--- BEGIN DOCUMENT SECTION ---
# Calcium vs Rock salt?



## kolkie05 (Jul 23, 2009)

Guy's,

Dumb question but for the last two years we have strictly done plowing with bagged rock salt applied for a few customers. This year were hoping to expand and some companies are asking for Calcium chloride to be dropped on sidewalks. Can you guy's tell me the difference between the two and price difference? comparing say a 50lb bag of rock salt to the calcium?

Thanks!


----------



## Advantage (Nov 7, 2007)

It wont damage the concrete/vegetation like rock salt. 3x the price though


----------



## Mark Oomkes (Dec 10, 2000)

Advantage;806850 said:


> It wont damage the concrete/vegetation like rock salt. 3x the price though


It won't?

OP, do a SEARCH and you will have hours and hours and hours and hours and hours and hours of reading.


----------



## plowtime1 (Nov 1, 2007)

oh boy.....
--- END DOCUMENT SECTION ---
--- BEGIN GIVEN ENTRIES ---
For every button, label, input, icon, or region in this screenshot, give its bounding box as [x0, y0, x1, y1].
--- END GIVEN ENTRIES ---
--- BEGIN GIVEN ENTRIES ---
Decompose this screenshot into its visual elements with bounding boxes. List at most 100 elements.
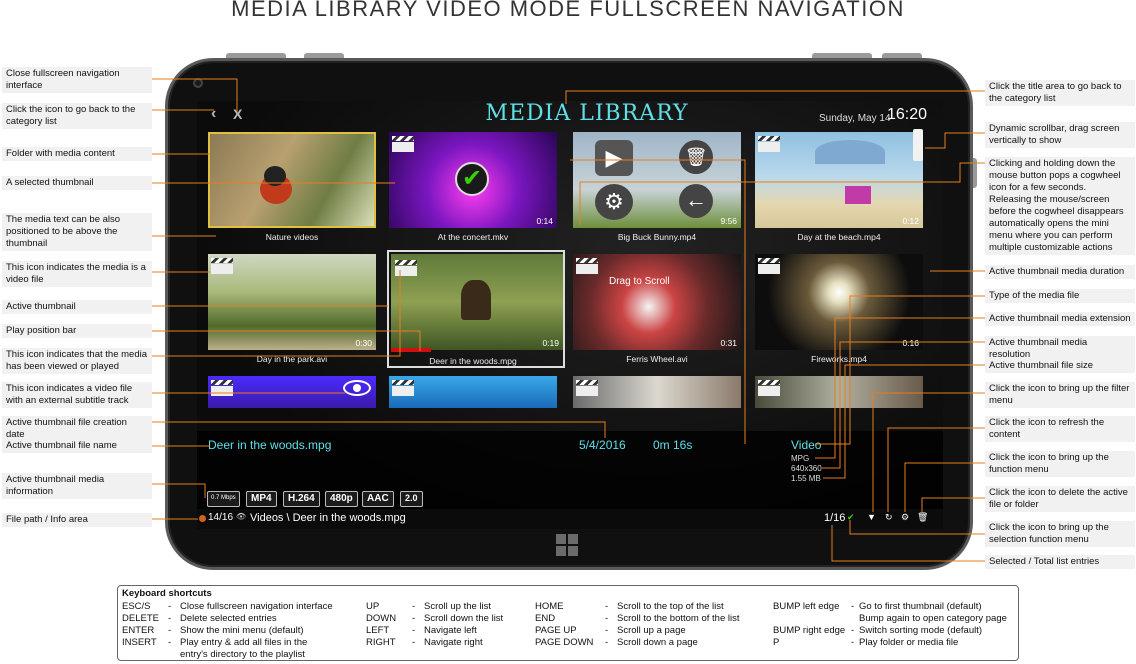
--- END GIVEN ENTRIES ---
» **GIVEN INSTRUCTION A**
In the thread about calcium chloride versus rock salt, what had kolkie05's business been doing for the past two years?
» **GIVEN INSTRUCTION B**
In the calcium versus rock salt thread, why does kolkie05 want to know how calcium chloride differs from rock salt?
» **GIVEN INSTRUCTION C**
Carry on the calcium versus rock salt thread after its last post.
You won't need the lines for any of this.

» **REPLY A**
Plowing only, with bagged rock salt applied for a few customers.

» **REPLY B**
kolkie05's business hopes to expand this year, and some companies are asking for calcium chloride to be put down on sidewalks. Until now the business has used only bagged rock salt, so kolkie05 wants to know how the two differ and how their prices compare.

» **REPLY C**
----------



## grandview (Oct 9, 2005)

Cliff notes=Cost is almost double per bag. Doesn't last ask long .


----------



## cretebaby (Aug 23, 2008)

Advantage;806850 said:


> It wont damage the concrete/vegetation like rock salt. 3x the price though


Try 4x the cost of salt.

And neither will harm the concrete.


----------



## wizardsr (Aug 8, 2006)

kolkie05;806843 said:


> Guy's,
> 
> Dumb question but for the last two years we have strictly done plowing with bagged rock salt applied for a few customers. This year were hoping to expand and some companies are asking for Calcium chloride to be dropped on sidewalks. Can you guy's tell me the difference between the two and price difference? comparing say a 50lb bag of rock salt to the calcium?
> 
> Thanks!


Ditto to what Mark said, do a search, way more info about the difference between the 2 than one could type into a reply...

Calcium is much "hotter" than rock salt and works much faster, but seems to dilute alot faster too. Many companies here only use calcium on walks, and in general use less than 1/2 of what they would use with rock salt. Calcium last year was $13 a bag, while salt was under $4. Cost of course depending on your supplier...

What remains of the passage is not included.